Given problem:
Copy the data word for word, starting from its first line and stopping after the line that contains "vector-label: E4.5 <box>717 237 760 260</box>".

Dataset records:
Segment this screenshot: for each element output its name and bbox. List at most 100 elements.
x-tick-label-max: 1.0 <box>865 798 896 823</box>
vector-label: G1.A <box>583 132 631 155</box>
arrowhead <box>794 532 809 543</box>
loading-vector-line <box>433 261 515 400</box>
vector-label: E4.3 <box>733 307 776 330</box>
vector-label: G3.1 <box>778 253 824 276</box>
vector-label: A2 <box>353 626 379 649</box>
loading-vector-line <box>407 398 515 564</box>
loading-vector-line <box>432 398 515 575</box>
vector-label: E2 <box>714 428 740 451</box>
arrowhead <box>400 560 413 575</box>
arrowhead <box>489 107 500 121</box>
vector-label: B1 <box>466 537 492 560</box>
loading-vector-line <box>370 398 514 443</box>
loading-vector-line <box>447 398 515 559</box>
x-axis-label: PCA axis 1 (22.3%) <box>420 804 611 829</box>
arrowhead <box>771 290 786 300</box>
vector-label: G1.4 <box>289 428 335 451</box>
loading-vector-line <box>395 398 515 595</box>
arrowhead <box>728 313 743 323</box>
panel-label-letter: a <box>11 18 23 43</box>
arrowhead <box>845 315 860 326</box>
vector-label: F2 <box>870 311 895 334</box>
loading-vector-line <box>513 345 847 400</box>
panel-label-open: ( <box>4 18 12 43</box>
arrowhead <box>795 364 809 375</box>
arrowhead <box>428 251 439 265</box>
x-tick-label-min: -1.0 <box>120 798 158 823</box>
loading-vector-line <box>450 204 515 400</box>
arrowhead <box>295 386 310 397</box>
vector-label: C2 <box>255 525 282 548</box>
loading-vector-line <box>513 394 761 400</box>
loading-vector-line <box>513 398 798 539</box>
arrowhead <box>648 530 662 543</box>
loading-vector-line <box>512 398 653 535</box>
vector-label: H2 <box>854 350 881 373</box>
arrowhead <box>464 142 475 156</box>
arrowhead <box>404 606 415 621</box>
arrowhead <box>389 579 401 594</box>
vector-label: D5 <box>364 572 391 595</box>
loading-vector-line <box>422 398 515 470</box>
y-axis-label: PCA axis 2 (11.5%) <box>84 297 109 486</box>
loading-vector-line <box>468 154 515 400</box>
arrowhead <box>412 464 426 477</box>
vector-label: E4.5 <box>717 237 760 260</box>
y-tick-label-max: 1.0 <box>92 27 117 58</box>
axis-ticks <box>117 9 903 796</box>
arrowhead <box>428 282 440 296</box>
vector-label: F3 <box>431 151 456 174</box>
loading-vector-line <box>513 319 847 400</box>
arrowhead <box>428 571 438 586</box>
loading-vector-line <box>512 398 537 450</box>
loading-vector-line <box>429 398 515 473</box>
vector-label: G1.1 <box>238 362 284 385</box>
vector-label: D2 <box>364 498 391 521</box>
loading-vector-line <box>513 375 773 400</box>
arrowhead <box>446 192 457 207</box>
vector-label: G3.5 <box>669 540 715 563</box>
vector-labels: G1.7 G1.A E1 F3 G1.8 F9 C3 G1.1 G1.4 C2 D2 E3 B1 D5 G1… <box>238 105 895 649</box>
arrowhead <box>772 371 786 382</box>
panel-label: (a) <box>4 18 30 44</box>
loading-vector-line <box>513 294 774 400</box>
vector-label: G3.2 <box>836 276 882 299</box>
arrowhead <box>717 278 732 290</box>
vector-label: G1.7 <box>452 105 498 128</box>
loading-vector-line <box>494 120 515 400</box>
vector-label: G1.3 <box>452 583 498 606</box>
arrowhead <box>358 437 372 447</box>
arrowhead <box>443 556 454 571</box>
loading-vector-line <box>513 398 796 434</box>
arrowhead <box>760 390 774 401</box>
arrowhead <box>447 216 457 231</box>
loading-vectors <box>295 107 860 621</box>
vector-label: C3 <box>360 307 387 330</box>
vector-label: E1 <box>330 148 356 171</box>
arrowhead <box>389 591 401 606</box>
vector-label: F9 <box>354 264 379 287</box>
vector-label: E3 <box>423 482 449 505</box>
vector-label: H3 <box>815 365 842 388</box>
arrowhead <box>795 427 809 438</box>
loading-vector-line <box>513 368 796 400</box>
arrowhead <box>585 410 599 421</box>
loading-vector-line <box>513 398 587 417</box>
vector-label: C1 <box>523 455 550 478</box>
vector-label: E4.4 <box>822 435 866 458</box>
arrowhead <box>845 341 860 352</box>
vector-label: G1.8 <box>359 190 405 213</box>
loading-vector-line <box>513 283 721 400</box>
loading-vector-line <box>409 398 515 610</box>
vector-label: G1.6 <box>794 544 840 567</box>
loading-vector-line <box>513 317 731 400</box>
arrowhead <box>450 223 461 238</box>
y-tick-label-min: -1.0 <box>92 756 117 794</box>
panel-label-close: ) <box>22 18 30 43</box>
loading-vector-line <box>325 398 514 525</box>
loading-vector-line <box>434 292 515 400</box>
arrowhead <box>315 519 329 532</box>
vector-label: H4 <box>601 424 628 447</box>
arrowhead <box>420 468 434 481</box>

Solution for this task:
Segment this screenshot: for each element output its name and bbox. List at most 100 elements.
x-tick-label-max: 1.0 <box>865 798 896 823</box>
vector-label: G1.A <box>583 132 631 155</box>
arrowhead <box>794 532 809 543</box>
loading-vector-line <box>433 261 515 400</box>
vector-label: E4.3 <box>733 307 776 330</box>
vector-label: G3.1 <box>778 253 824 276</box>
vector-label: A2 <box>353 626 379 649</box>
loading-vector-line <box>407 398 515 564</box>
loading-vector-line <box>432 398 515 575</box>
vector-label: E2 <box>714 428 740 451</box>
arrowhead <box>400 560 413 575</box>
arrowhead <box>489 107 500 121</box>
vector-label: B1 <box>466 537 492 560</box>
loading-vector-line <box>370 398 514 443</box>
loading-vector-line <box>447 398 515 559</box>
x-axis-label: PCA axis 1 (22.3%) <box>420 804 611 829</box>
arrowhead <box>771 290 786 300</box>
vector-label: G1.4 <box>289 428 335 451</box>
loading-vector-line <box>395 398 515 595</box>
arrowhead <box>728 313 743 323</box>
panel-label-letter: a <box>11 18 23 43</box>
arrowhead <box>845 315 860 326</box>
vector-label: F2 <box>870 311 895 334</box>
loading-vector-line <box>513 345 847 400</box>
panel-label-open: ( <box>4 18 12 43</box>
arrowhead <box>795 364 809 375</box>
arrowhead <box>428 251 439 265</box>
x-tick-label-min: -1.0 <box>120 798 158 823</box>
loading-vector-line <box>450 204 515 400</box>
arrowhead <box>295 386 310 397</box>
vector-label: C2 <box>255 525 282 548</box>
loading-vector-line <box>513 394 761 400</box>
loading-vector-line <box>513 398 798 539</box>
arrowhead <box>648 530 662 543</box>
loading-vector-line <box>512 398 653 535</box>
vector-label: H2 <box>854 350 881 373</box>
arrowhead <box>464 142 475 156</box>
arrowhead <box>404 606 415 621</box>
arrowhead <box>389 579 401 594</box>
vector-label: D5 <box>364 572 391 595</box>
loading-vector-line <box>422 398 515 470</box>
y-axis-label: PCA axis 2 (11.5%) <box>84 297 109 486</box>
loading-vector-line <box>468 154 515 400</box>
arrowhead <box>412 464 426 477</box>
vector-label: E4.5 <box>717 237 760 260</box>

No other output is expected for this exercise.